##### DATA
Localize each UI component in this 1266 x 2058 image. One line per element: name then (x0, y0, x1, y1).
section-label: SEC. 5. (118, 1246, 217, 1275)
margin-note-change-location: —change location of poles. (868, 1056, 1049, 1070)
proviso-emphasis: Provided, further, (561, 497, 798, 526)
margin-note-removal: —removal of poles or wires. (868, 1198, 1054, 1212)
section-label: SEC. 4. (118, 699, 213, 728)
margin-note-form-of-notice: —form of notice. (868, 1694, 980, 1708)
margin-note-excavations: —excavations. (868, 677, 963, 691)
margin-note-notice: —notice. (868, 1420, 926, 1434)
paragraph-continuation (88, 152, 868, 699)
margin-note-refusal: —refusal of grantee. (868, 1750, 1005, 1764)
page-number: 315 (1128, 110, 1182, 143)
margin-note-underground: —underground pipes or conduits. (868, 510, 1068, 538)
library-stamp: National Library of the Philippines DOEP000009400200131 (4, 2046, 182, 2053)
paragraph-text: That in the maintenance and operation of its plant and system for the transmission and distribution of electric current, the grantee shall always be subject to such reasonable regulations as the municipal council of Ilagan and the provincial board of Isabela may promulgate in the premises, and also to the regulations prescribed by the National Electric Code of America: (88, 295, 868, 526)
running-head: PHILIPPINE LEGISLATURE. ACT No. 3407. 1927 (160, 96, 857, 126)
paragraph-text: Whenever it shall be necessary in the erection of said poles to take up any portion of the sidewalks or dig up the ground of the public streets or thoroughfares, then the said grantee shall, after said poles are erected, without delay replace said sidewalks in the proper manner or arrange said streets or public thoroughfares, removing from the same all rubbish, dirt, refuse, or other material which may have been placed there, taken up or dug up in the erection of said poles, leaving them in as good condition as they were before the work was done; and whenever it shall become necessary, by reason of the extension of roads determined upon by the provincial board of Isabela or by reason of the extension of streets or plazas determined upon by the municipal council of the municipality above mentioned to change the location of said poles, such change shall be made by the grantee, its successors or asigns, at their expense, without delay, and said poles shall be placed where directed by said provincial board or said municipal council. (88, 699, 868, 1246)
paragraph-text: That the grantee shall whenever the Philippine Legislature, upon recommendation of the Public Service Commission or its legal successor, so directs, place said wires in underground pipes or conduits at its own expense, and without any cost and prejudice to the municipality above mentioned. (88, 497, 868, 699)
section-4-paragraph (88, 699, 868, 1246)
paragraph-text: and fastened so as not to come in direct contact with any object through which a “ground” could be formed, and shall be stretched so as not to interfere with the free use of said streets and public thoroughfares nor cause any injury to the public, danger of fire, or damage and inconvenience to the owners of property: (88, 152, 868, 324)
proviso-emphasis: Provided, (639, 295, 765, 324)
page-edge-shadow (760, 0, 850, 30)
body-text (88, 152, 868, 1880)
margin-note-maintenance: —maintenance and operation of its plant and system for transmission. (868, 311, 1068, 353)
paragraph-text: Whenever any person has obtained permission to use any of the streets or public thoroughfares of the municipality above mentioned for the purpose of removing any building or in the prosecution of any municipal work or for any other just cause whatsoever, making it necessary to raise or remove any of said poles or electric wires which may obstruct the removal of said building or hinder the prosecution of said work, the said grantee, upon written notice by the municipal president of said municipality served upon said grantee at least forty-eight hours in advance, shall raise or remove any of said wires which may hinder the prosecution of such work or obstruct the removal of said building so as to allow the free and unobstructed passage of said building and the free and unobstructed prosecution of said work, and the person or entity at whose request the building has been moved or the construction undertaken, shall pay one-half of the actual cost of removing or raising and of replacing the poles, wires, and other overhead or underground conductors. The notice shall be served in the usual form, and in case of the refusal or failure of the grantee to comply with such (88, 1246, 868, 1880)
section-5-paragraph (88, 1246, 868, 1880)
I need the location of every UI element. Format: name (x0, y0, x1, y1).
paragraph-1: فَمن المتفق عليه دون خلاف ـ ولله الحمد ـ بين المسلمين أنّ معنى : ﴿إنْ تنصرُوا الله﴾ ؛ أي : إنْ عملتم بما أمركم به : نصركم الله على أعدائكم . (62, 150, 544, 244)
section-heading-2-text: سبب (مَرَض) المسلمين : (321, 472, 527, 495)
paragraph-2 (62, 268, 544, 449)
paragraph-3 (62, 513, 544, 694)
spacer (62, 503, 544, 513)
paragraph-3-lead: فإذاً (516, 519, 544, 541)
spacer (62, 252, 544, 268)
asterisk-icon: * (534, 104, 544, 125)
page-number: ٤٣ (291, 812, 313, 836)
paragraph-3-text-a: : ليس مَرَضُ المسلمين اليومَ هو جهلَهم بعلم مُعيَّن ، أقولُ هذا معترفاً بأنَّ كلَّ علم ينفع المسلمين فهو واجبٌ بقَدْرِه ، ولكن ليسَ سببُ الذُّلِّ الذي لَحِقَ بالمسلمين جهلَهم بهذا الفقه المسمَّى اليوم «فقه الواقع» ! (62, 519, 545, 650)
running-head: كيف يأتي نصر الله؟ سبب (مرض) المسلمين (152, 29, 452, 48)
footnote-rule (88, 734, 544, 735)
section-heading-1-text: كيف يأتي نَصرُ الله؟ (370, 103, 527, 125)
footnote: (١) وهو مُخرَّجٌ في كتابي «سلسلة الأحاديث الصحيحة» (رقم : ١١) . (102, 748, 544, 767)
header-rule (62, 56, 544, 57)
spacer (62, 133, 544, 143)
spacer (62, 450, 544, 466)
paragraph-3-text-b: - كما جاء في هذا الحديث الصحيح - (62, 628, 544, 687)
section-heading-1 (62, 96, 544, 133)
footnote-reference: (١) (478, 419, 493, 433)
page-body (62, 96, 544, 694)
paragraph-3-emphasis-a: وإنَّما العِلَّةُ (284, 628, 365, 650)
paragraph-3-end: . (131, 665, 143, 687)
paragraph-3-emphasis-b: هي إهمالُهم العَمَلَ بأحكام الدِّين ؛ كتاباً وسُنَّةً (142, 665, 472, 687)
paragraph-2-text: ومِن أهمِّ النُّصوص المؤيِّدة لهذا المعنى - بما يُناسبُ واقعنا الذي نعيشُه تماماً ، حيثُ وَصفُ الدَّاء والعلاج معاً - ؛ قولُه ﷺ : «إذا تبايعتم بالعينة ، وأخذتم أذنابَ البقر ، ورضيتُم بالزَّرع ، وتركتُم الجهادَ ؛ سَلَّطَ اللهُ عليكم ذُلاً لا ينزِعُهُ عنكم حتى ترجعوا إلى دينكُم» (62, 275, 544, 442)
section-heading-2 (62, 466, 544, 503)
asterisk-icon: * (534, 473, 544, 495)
##########
DIRECTIONS:
Retype every line of the records above, changing nothing.

ANSWER FOR THIS EXERCISE:
Localize each UI component in this 1266 x 2058 image. One line per element: name then (x0, y0, x1, y1).
section-label: SEC. 5. (118, 1246, 217, 1275)
margin-note-change-location: —change location of poles. (868, 1056, 1049, 1070)
proviso-emphasis: Provided, further, (561, 497, 798, 526)
margin-note-removal: —removal of poles or wires. (868, 1198, 1054, 1212)
section-label: SEC. 4. (118, 699, 213, 728)
margin-note-form-of-notice: —form of notice. (868, 1694, 980, 1708)
margin-note-excavations: —excavations. (868, 677, 963, 691)
margin-note-notice: —notice. (868, 1420, 926, 1434)
paragraph-continuation (88, 152, 868, 699)
margin-note-refusal: —refusal of grantee. (868, 1750, 1005, 1764)
page-number: 315 (1128, 110, 1182, 143)
margin-note-underground: —underground pipes or conduits. (868, 510, 1068, 538)
library-stamp: National Library of the Philippines DOEP000009400200131 (4, 2046, 182, 2053)
paragraph-text: That in the maintenance and operation of its plant and system for the transmission and distribution of electric current, the grantee shall always be subject to such reasonable regulations as the municipal council of Ilagan and the provincial board of Isabela may promulgate in the premises, and also to the regulations prescribed by the National Electric Code of America: (88, 295, 868, 526)
running-head: PHILIPPINE LEGISLATURE. ACT No. 3407. 1927 (160, 96, 857, 126)
paragraph-text: Whenever it shall be necessary in the erection of said poles to take up any portion of the sidewalks or dig up the ground of the public streets or thoroughfares, then the said grantee shall, after said poles are erected, without delay replace said sidewalks in the proper manner or arrange said streets or public thoroughfares, removing from the same all rubbish, dirt, refuse, or other material which may have been placed there, taken up or dug up in the erection of said poles, leaving them in as good condition as they were before the work was done; and whenever it shall become necessary, by reason of the extension of roads determined upon by the provincial board of Isabela or by reason of the extension of streets or plazas determined upon by the municipal council of the municipality above mentioned to change the location of said poles, such change shall be made by the grantee, its successors or asigns, at their expense, without delay, and said poles shall be placed where directed by said provincial board or said municipal council. (88, 699, 868, 1246)
paragraph-text: That the grantee shall whenever the Philippine Legislature, upon recommendation of the Public Service Commission or its legal successor, so directs, place said wires in underground pipes or conduits at its own expense, and without any cost and prejudice to the municipality above mentioned. (88, 497, 868, 699)
section-4-paragraph (88, 699, 868, 1246)
paragraph-text: and fastened so as not to come in direct contact with any object through which a “ground” could be formed, and shall be stretched so as not to interfere with the free use of said streets and public thoroughfares nor cause any injury to the public, danger of fire, or damage and inconvenience to the owners of property: (88, 152, 868, 324)
proviso-emphasis: Provided, (639, 295, 765, 324)
page-edge-shadow (760, 0, 850, 30)
body-text (88, 152, 868, 1880)
margin-note-maintenance: —maintenance and operation of its plant and system for transmission. (868, 311, 1068, 353)
paragraph-text: Whenever any person has obtained permission to use any of the streets or public thoroughfares of the municipality above mentioned for the purpose of removing any building or in the prosecution of any municipal work or for any other just cause whatsoever, making it necessary to raise or remove any of said poles or electric wires which may obstruct the removal of said building or hinder the prosecution of said work, the said grantee, upon written notice by the municipal president of said municipality served upon said grantee at least forty-eight hours in advance, shall raise or remove any of said wires which may hinder the prosecution of such work or obstruct the removal of said building so as to allow the free and unobstructed passage of said building and the free and unobstructed prosecution of said work, and the person or entity at whose request the building has been moved or the construction undertaken, shall pay one-half of the actual cost of removing or raising and of replacing the poles, wires, and other overhead or underground conductors. The notice shall be served in the usual form, and in case of the refusal or failure of the grantee to comply with such (88, 1246, 868, 1880)
section-5-paragraph (88, 1246, 868, 1880)
I need the location of every UI element. Format: name (x0, y0, x1, y1).
paragraph-1: فَمن المتفق عليه دون خلاف ـ ولله الحمد ـ بين المسلمين أنّ معنى : ﴿إنْ تنصرُوا الله﴾ ؛ أي : إنْ عملتم بما أمركم به : نصركم الله على أعدائكم . (62, 150, 544, 244)
section-heading-2-text: سبب (مَرَض) المسلمين : (321, 472, 527, 495)
paragraph-2 (62, 268, 544, 449)
paragraph-3 (62, 513, 544, 694)
spacer (62, 503, 544, 513)
paragraph-3-lead: فإذاً (516, 519, 544, 541)
spacer (62, 252, 544, 268)
asterisk-icon: * (534, 104, 544, 125)
page-number: ٤٣ (291, 812, 313, 836)
paragraph-3-text-a: : ليس مَرَضُ المسلمين اليومَ هو جهلَهم بعلم مُعيَّن ، أقولُ هذا معترفاً بأنَّ كلَّ علم ينفع المسلمين فهو واجبٌ بقَدْرِه ، ولكن ليسَ سببُ الذُّلِّ الذي لَحِقَ بالمسلمين جهلَهم بهذا الفقه المسمَّى اليوم «فقه الواقع» ! (62, 519, 545, 650)
running-head: كيف يأتي نصر الله؟ سبب (مرض) المسلمين (152, 29, 452, 48)
footnote-rule (88, 734, 544, 735)
section-heading-1-text: كيف يأتي نَصرُ الله؟ (370, 103, 527, 125)
footnote: (١) وهو مُخرَّجٌ في كتابي «سلسلة الأحاديث الصحيحة» (رقم : ١١) . (102, 748, 544, 767)
header-rule (62, 56, 544, 57)
spacer (62, 133, 544, 143)
spacer (62, 450, 544, 466)
paragraph-3-text-b: - كما جاء في هذا الحديث الصحيح - (62, 628, 544, 687)
section-heading-1 (62, 96, 544, 133)
footnote-reference: (١) (478, 419, 493, 433)
page-body (62, 96, 544, 694)
paragraph-3-emphasis-a: وإنَّما العِلَّةُ (284, 628, 365, 650)
paragraph-3-end: . (131, 665, 143, 687)
paragraph-3-emphasis-b: هي إهمالُهم العَمَلَ بأحكام الدِّين ؛ كتاباً وسُنَّةً (142, 665, 472, 687)
paragraph-2-text: ومِن أهمِّ النُّصوص المؤيِّدة لهذا المعنى - بما يُناسبُ واقعنا الذي نعيشُه تماماً ، حيثُ وَصفُ الدَّاء والعلاج معاً - ؛ قولُه ﷺ : «إذا تبايعتم بالعينة ، وأخذتم أذنابَ البقر ، ورضيتُم بالزَّرع ، وتركتُم الجهادَ ؛ سَلَّطَ اللهُ عليكم ذُلاً لا ينزِعُهُ عنكم حتى ترجعوا إلى دينكُم» (62, 275, 544, 442)
section-heading-2 (62, 466, 544, 503)
asterisk-icon: * (534, 473, 544, 495)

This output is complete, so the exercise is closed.